Transcribe the lines verbatim, starting at the line containing "right-y-tick-label-5: 500 [770,310,800,330]" and ending at the line containing "total-leader-2020 [346,405,427,443]", with both of those lines included.
—————
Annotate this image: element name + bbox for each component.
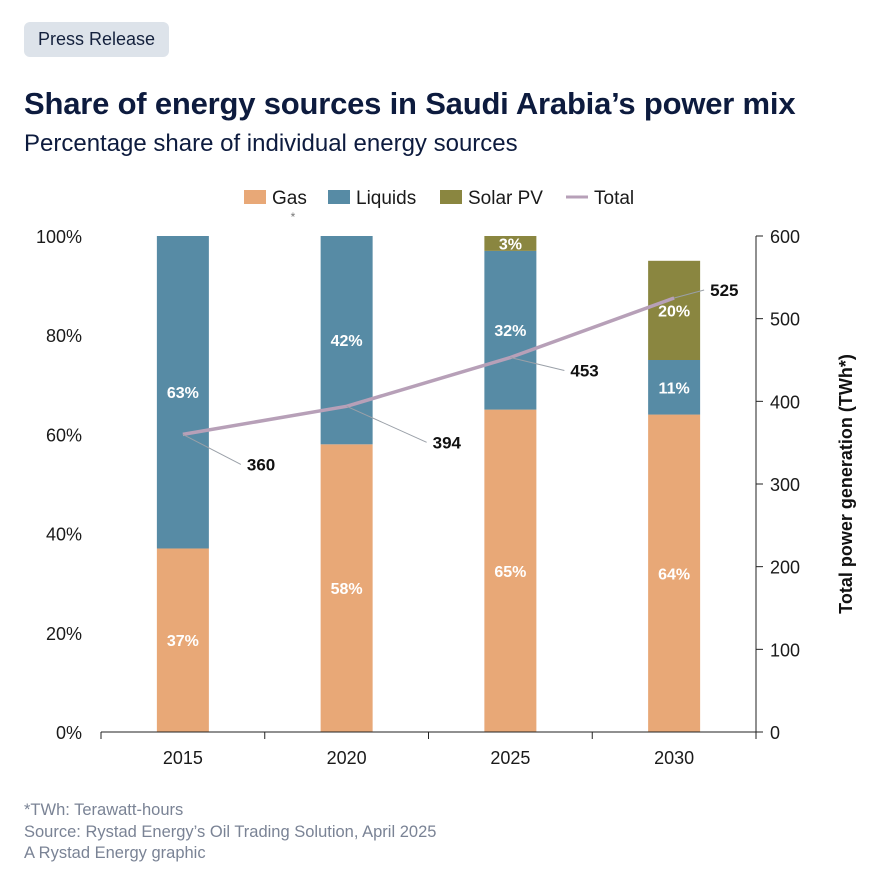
right-y-tick-label-5: 500 [770,310,800,330]
bar-liquids-2030 [648,360,701,415]
stacked-bar-line-chart: Gas Liquids Solar PV Total * 37% 63% 58% 42% 65% 3… [36,188,856,768]
right-y-tick-label-2: 200 [770,558,800,578]
legend-swatch-2 [440,190,462,204]
bar-label-liquids-2015: 63% [167,385,199,402]
right-y-tick-label-6: 600 [770,227,800,247]
legend-asterisk: * [291,210,296,224]
total-leader-2030 [673,289,705,299]
left-y-tick-label-1: 20% [46,624,82,644]
total-line [182,296,675,437]
right-y-tick-label-1: 100 [770,640,800,660]
bar-gas-2015 [156,548,209,732]
left-y-tick-label-2: 40% [46,525,82,545]
legend-label-0: Gas [272,188,307,209]
footnote: *TWh: Terawatt-hours [24,801,184,819]
right-y-axis-title: Total power generation (TWh*) [836,354,856,614]
left-y-tick-label-3: 60% [46,425,82,445]
x-tick-label-2020: 2020 [327,748,367,768]
right-y-tick-label-3: 300 [770,475,800,495]
x-tick-label-2025: 2025 [490,748,530,768]
chart-footer: *TWh: Terawatt-hours Source: Rystad Ener… [24,800,436,865]
legend-label-3: Total [594,188,634,209]
right-y-tick-label-4: 400 [770,392,800,412]
right-y-tick-label-0: 0 [770,723,780,743]
bar-label-liquids-2020: 42% [331,333,363,350]
credit-note: A Rystad Energy graphic [24,844,206,862]
total-label-2015: 360 [247,455,275,474]
total-label-2030: 525 [710,281,738,300]
total-label-2025: 453 [570,362,598,381]
bar-liquids-2015 [156,236,209,549]
press-release-badge: Press Release [24,22,170,57]
legend-swatch-0 [244,190,266,204]
bar-solar-pv-2025 [484,236,537,251]
bar-label-gas-2020: 58% [331,581,363,598]
bar-label-solar-pv-2030: 20% [658,303,690,320]
bar-liquids-2025 [484,250,537,410]
left-y-tick-label-5: 100% [36,227,82,247]
bar-label-liquids-2030: 11% [659,380,690,397]
left-y-tick-label-4: 80% [46,326,82,346]
bar-label-gas-2015: 37% [167,633,199,650]
x-tick-label-2015: 2015 [163,748,203,768]
left-y-tick-label-0: 0% [56,723,82,743]
bar-solar-pv-2030 [648,260,701,360]
x-tick-label-2030: 2030 [654,748,694,768]
chart-title: Share of energy sources in Saudi Arabia’… [24,86,796,121]
bar-label-liquids-2025: 32% [494,323,526,340]
legend-label-2: Solar PV [468,188,543,209]
bar-label-gas-2025: 65% [494,564,526,581]
total-leader-2015 [182,433,242,465]
legend-label-1: Liquids [356,188,416,209]
total-leader-2025 [510,357,565,372]
bar-gas-2030 [648,414,701,732]
total-leader-2020 [346,405,427,443]
bar-gas-2025 [484,409,537,732]
source-note: Source: Rystad Energy’s Oil Trading Solu… [24,822,437,841]
legend-swatch-1 [328,190,350,204]
total-label-2020: 394 [433,433,462,452]
chart-subtitle: Percentage share of individual energy so… [24,130,518,157]
bar-label-gas-2030: 64% [658,566,690,583]
bar-label-solar-pv-2025: 3% [499,236,522,253]
bar-gas-2020 [320,444,373,732]
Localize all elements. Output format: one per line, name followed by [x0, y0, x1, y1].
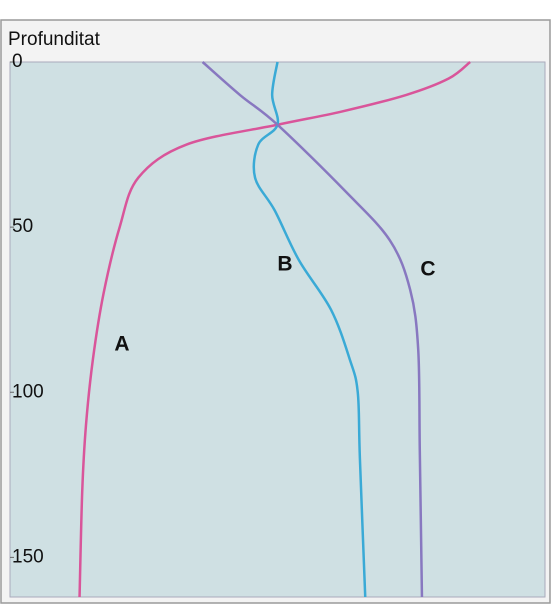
- y-tick-label: 150: [12, 546, 44, 567]
- series-label: C: [420, 258, 435, 281]
- plot-area: [9, 61, 546, 598]
- series-label: B: [277, 253, 292, 276]
- curve: [78, 61, 471, 598]
- y-tick-label: 100: [12, 381, 44, 402]
- y-axis-label: Profunditat: [8, 29, 101, 50]
- curve: [201, 61, 424, 598]
- y-tick-label: 50: [12, 216, 33, 237]
- y-tick-label: 0: [12, 51, 23, 72]
- series-label: A: [114, 333, 129, 356]
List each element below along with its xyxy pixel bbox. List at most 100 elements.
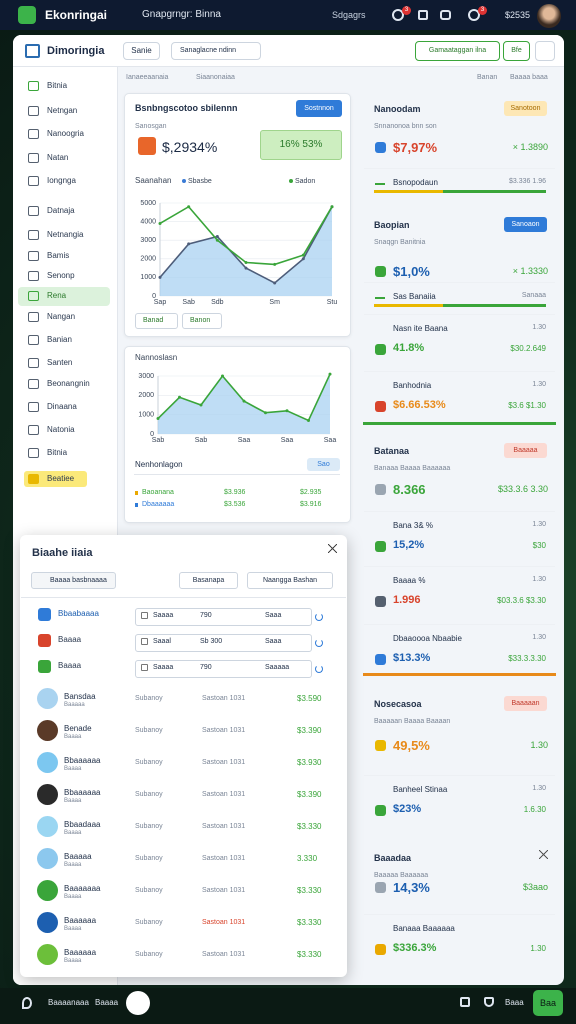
field-text[interactable]: 790	[200, 664, 212, 671]
sidebar-item[interactable]: Beatiee	[47, 474, 75, 483]
tab[interactable]: Sanie	[123, 42, 160, 60]
card-subtitle: Sanosgan	[135, 123, 167, 130]
avatar[interactable]	[537, 4, 561, 28]
field-action[interactable]	[315, 665, 323, 673]
row-col: Subanoy	[135, 919, 163, 926]
nav-item[interactable]: Bbaabaaaa	[58, 609, 99, 618]
sidebar-item[interactable]: Datnaja	[47, 206, 75, 215]
badge: 3	[478, 6, 487, 15]
row-col: Sastoan 1031	[202, 855, 246, 862]
item-meta: 1.30	[532, 324, 546, 331]
sidebar-item[interactable]: Netnangia	[47, 230, 84, 239]
field-action[interactable]	[315, 639, 323, 647]
item-value: $336.3%	[393, 942, 437, 954]
sidebar-item[interactable]: Beonangnin	[47, 379, 90, 388]
item-label: Sas Banaiia	[393, 292, 436, 301]
avatar	[37, 784, 58, 805]
sidebar-item[interactable]: Natan	[47, 153, 69, 162]
card-side: $33.3.6 3.30	[497, 484, 548, 494]
sidebar-item[interactable]: Senonp	[47, 271, 75, 280]
field-text[interactable]: Saaal	[153, 638, 171, 645]
sidebar-item[interactable]: Netngan	[47, 106, 78, 115]
bottom-link[interactable]: Baaaanaaa	[48, 998, 89, 1007]
field-text[interactable]: Saaa	[265, 638, 282, 645]
card-badge[interactable]: Baaaaa	[504, 443, 547, 458]
card-title: Baopian	[374, 220, 410, 230]
icon[interactable]	[392, 9, 404, 21]
item-label: Banheel Stinaa	[393, 785, 448, 794]
sidebar-item[interactable]: Bamis	[47, 251, 70, 260]
top-bar	[0, 0, 576, 30]
card-subtitle: Banaaa Baaaa Baaaaaa	[374, 465, 451, 472]
nav-item[interactable]: Baaaa	[58, 661, 82, 670]
sidebar-item[interactable]: Santen	[47, 358, 73, 367]
icon[interactable]	[468, 9, 480, 21]
row-name: Baaaaaaa	[64, 884, 101, 893]
card-badge[interactable]: Baaaaan	[504, 696, 547, 711]
breadcrumb: Banan	[477, 74, 498, 81]
close-button[interactable]	[539, 850, 548, 859]
dropdown[interactable]	[535, 41, 555, 61]
item-value: $23%	[393, 803, 422, 815]
row-sub: Baaaa	[64, 798, 82, 804]
primary-button[interactable]: Gamaataggan ilna	[415, 41, 500, 61]
value-icon	[375, 484, 386, 495]
row-col: Subanoy	[135, 887, 163, 894]
bottom-button[interactable]: Baa	[533, 990, 563, 1016]
card-side: × 1.3330	[512, 266, 548, 276]
row-name: Benade	[64, 724, 92, 733]
row-col: Sastoan 1031	[202, 695, 246, 702]
item-meta: $3.336 1.96	[509, 178, 546, 185]
sidebar-item[interactable]: Iongnga	[47, 176, 76, 185]
icon	[418, 10, 428, 20]
card-badge[interactable]: Sanoaon	[504, 217, 547, 232]
field-text[interactable]: Saaaaa	[265, 664, 290, 671]
field-text[interactable]: Saaaa	[153, 612, 174, 619]
row-name: Bbaadaaa	[64, 820, 101, 829]
item-meta: 1.30	[532, 381, 546, 388]
card-button[interactable]: Sostnnon	[296, 100, 342, 117]
sidebar-icon	[28, 206, 39, 216]
close-button[interactable]	[328, 544, 337, 553]
search[interactable]: Gnapgrngr: Binna	[142, 9, 221, 20]
field-text[interactable]: Sb 300	[200, 638, 223, 645]
field-text[interactable]: Saaa	[265, 612, 282, 619]
modal-search[interactable]: Baaaa basbnaaaa	[31, 572, 116, 589]
sidebar-item[interactable]: Rena	[47, 291, 67, 300]
select[interactable]: Sanaglacne ndinn	[171, 42, 261, 60]
field-text[interactable]: Saaaa	[153, 664, 174, 671]
sidebar-item[interactable]: Bitnia	[47, 81, 68, 90]
page-title: Dimoringia	[47, 45, 105, 57]
secondary-button[interactable]: Bfe	[503, 41, 530, 61]
row-col: Subanoy	[135, 823, 163, 830]
filter[interactable]: Banon	[182, 313, 222, 329]
table-cell: $3.936	[224, 489, 246, 496]
filter[interactable]: Banad	[135, 313, 178, 329]
app-name: Ekonringai	[45, 8, 108, 22]
circle-button[interactable]	[126, 991, 150, 1015]
sidebar-item[interactable]: Bitnia	[47, 448, 68, 457]
item-label: Nasn ite Baana	[393, 324, 448, 333]
sidebar-item[interactable]: Dinaana	[47, 402, 77, 411]
sidebar-item[interactable]: Nanoogria	[47, 129, 84, 138]
bottom-link[interactable]: Baaaa	[95, 998, 119, 1007]
sidebar-item[interactable]: Natonia	[47, 425, 75, 434]
field-action[interactable]	[315, 613, 323, 621]
field-text[interactable]: 790	[200, 612, 212, 619]
sidebar-item[interactable]: Nangan	[47, 312, 76, 321]
card-badge[interactable]: Sanotoon	[504, 101, 547, 116]
modal-button[interactable]: Basanapa	[179, 572, 238, 589]
row-col: Subanoy	[135, 759, 163, 766]
modal-button[interactable]: Naangga Bashan	[247, 572, 333, 589]
item-icon	[375, 654, 386, 665]
row-col: Sastoan 1031	[202, 759, 246, 766]
item-icon	[375, 944, 386, 955]
row-name: Baaaaa	[64, 852, 92, 861]
sidebar-icon	[28, 271, 39, 281]
item-divider	[364, 314, 555, 315]
field	[135, 634, 312, 652]
item-divider	[364, 566, 555, 567]
card-title: Nosecasoa	[374, 699, 422, 709]
sidebar-item[interactable]: Banian	[47, 335, 72, 344]
nav-item[interactable]: Baaaa	[58, 635, 82, 644]
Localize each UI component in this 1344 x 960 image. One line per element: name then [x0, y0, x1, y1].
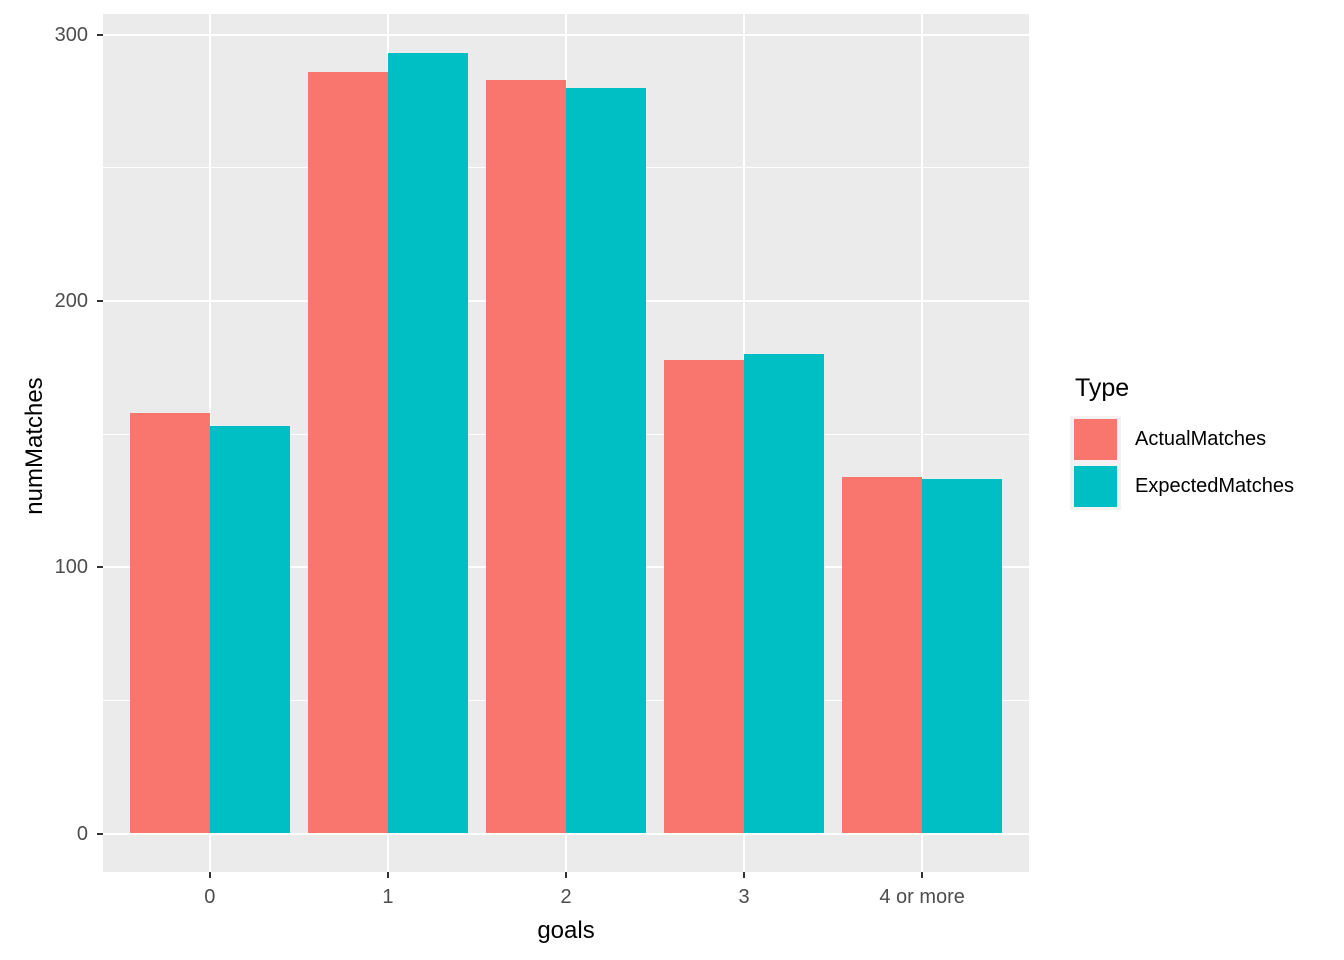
—————
● **Correct result**:
right-y-tick-label-5: 500 [770,310,800,330]
bar-liquids-2030 [648,360,701,415]
stacked-bar-line-chart: Gas Liquids Solar PV Total * 37% 63% 58% 42% 65% 3… [36,188,856,768]
right-y-tick-label-2: 200 [770,558,800,578]
legend-swatch-2 [440,190,462,204]
bar-label-liquids-2015: 63% [167,385,199,402]
right-y-tick-label-6: 600 [770,227,800,247]
legend-asterisk: * [291,210,296,224]
total-leader-2030 [673,289,705,299]
left-y-tick-label-1: 20% [46,624,82,644]
total-line [182,296,675,437]
right-y-tick-label-1: 100 [770,640,800,660]
bar-gas-2015 [156,548,209,732]
left-y-tick-label-2: 40% [46,525,82,545]
legend-label-0: Gas [272,188,307,209]
footnote: *TWh: Terawatt-hours [24,801,184,819]
right-y-axis-title: Total power generation (TWh*) [836,354,856,614]
left-y-tick-label-3: 60% [46,425,82,445]
x-tick-label-2020: 2020 [327,748,367,768]
right-y-tick-label-3: 300 [770,475,800,495]
x-tick-label-2025: 2025 [490,748,530,768]
chart-footer: *TWh: Terawatt-hours Source: Rystad Ener… [24,800,436,865]
legend-label-3: Total [594,188,634,209]
right-y-tick-label-4: 400 [770,392,800,412]
right-y-tick-label-0: 0 [770,723,780,743]
bar-label-liquids-2020: 42% [331,333,363,350]
credit-note: A Rystad Energy graphic [24,844,206,862]
total-label-2015: 360 [247,455,275,474]
total-label-2030: 525 [710,281,738,300]
total-label-2025: 453 [570,362,598,381]
bar-liquids-2015 [156,236,209,549]
press-release-badge: Press Release [24,22,170,57]
legend-swatch-0 [244,190,266,204]
bar-solar-pv-2025 [484,236,537,251]
bar-label-gas-2020: 58% [331,581,363,598]
bar-label-solar-pv-2030: 20% [658,303,690,320]
bar-liquids-2025 [484,250,537,410]
left-y-tick-label-5: 100% [36,227,82,247]
bar-label-liquids-2030: 11% [659,380,690,397]
left-y-tick-label-4: 80% [46,326,82,346]
bar-label-gas-2015: 37% [167,633,199,650]
x-tick-label-2015: 2015 [163,748,203,768]
left-y-tick-label-0: 0% [56,723,82,743]
bar-solar-pv-2030 [648,260,701,360]
x-tick-label-2030: 2030 [654,748,694,768]
chart-title: Share of energy sources in Saudi Arabia’… [24,86,796,121]
bar-label-liquids-2025: 32% [494,323,526,340]
legend-label-2: Solar PV [468,188,543,209]
bar-label-gas-2025: 65% [494,564,526,581]
total-leader-2015 [182,433,242,465]
legend-label-1: Liquids [356,188,416,209]
total-leader-2025 [510,357,565,372]
bar-gas-2030 [648,414,701,732]
total-leader-2020 [346,405,427,443]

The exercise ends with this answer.